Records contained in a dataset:
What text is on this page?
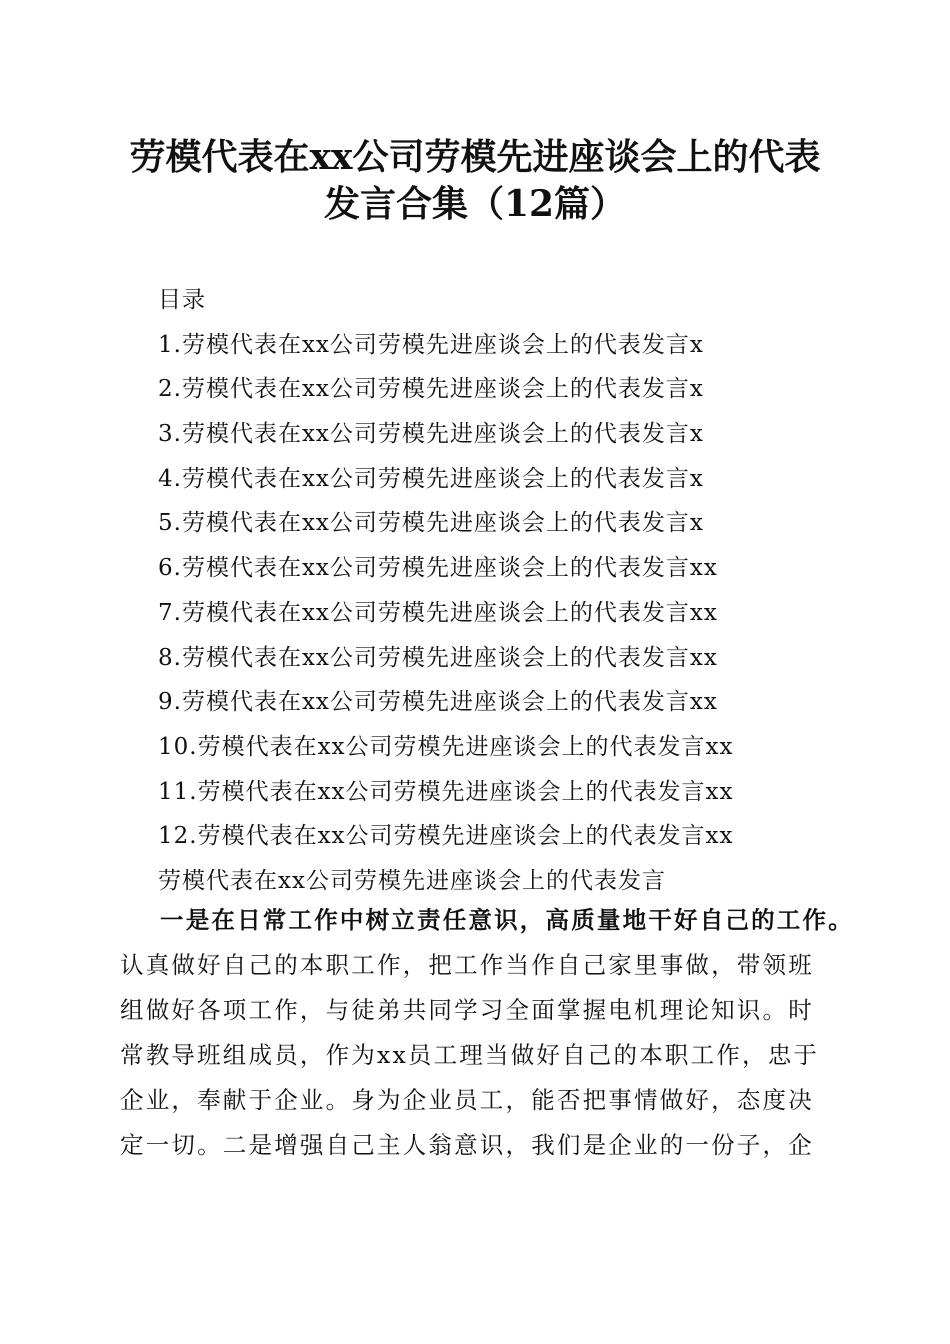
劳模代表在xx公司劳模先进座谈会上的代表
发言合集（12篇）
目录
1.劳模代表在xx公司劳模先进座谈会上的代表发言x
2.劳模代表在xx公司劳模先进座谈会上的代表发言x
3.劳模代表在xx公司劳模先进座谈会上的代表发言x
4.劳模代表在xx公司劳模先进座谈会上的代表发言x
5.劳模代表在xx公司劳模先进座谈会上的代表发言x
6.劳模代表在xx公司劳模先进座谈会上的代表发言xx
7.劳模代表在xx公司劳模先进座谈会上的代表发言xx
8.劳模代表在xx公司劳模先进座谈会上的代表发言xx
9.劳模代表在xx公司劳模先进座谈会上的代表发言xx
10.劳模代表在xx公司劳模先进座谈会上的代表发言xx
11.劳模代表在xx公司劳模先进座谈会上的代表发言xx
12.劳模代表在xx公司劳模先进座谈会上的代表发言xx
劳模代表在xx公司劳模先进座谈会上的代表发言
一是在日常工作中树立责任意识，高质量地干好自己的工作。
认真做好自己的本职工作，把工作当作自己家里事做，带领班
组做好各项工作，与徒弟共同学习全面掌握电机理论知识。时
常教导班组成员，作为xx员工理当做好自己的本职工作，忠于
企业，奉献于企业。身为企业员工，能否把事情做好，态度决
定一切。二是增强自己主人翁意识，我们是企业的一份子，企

* * *

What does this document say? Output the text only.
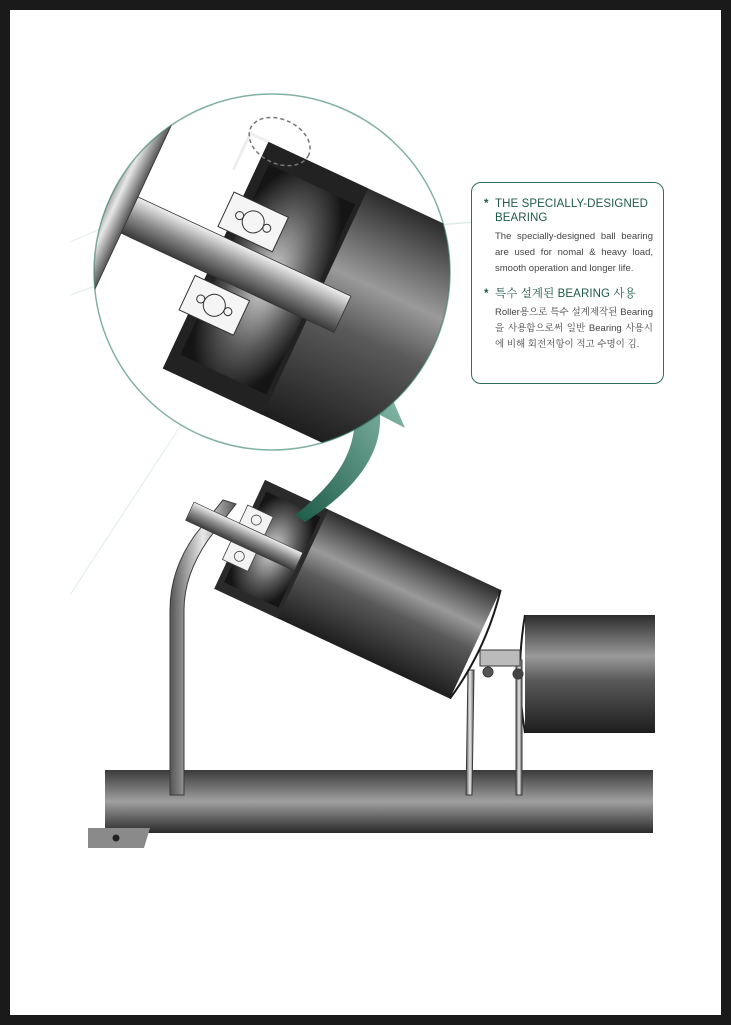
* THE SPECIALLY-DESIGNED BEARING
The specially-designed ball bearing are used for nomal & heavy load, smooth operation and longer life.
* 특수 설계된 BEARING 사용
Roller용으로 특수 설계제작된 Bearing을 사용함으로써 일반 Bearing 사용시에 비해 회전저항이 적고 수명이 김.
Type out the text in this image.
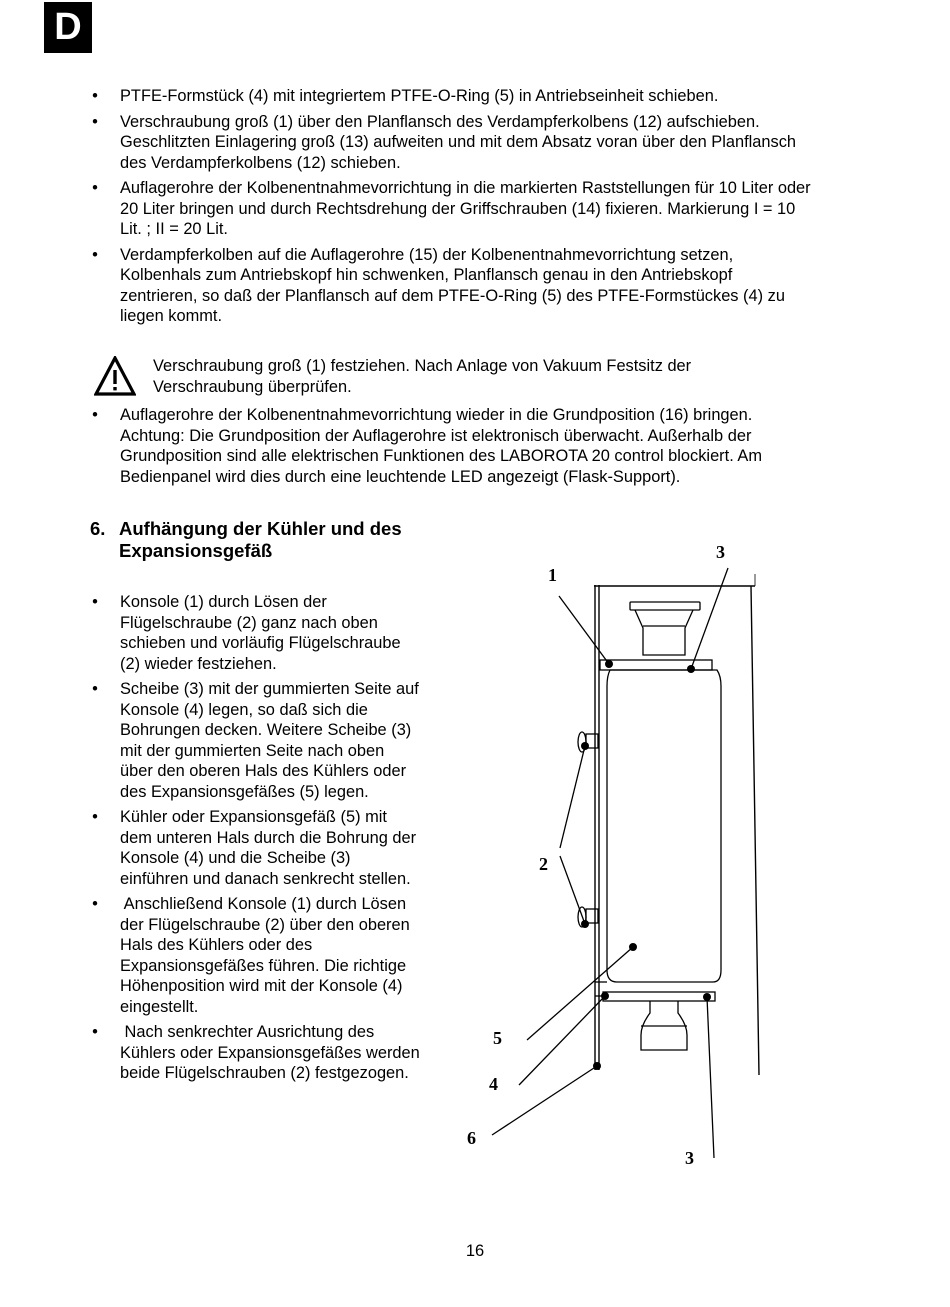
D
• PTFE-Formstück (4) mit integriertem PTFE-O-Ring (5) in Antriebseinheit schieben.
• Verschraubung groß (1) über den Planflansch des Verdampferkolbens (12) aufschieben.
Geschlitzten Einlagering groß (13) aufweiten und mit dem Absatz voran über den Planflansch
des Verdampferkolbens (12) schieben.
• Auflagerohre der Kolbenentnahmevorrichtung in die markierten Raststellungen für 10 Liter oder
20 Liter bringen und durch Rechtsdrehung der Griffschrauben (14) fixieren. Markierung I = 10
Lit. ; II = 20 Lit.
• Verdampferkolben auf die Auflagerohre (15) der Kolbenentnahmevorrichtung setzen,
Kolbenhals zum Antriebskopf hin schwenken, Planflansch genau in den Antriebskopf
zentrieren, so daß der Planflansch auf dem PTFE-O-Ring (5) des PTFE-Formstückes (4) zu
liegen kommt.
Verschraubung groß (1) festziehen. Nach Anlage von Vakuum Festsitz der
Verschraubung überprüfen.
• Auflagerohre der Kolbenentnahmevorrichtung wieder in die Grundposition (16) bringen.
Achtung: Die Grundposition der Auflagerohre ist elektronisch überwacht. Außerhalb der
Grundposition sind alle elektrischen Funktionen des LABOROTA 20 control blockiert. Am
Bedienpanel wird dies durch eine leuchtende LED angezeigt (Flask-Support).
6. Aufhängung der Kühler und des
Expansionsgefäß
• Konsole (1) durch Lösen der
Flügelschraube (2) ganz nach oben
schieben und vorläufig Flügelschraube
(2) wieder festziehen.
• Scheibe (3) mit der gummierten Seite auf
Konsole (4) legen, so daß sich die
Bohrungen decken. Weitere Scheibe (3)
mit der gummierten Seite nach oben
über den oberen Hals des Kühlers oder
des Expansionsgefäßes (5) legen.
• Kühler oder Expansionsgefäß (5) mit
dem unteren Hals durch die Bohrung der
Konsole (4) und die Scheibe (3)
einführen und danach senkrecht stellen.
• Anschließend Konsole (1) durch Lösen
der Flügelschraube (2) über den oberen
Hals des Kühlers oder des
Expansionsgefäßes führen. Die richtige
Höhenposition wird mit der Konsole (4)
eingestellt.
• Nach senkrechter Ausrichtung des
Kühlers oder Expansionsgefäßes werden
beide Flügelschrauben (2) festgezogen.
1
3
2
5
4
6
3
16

Description of the task>
Pull out each line of the listing that holds the string "Konsole".

Response to this exercise>
• Konsole (1) durch Lösen der
Konsole (4) legen, so daß sich die
Konsole (4) und die Scheibe (3)
• Anschließend Konsole (1) durch Lösen
Höhenposition wird mit der Konsole (4)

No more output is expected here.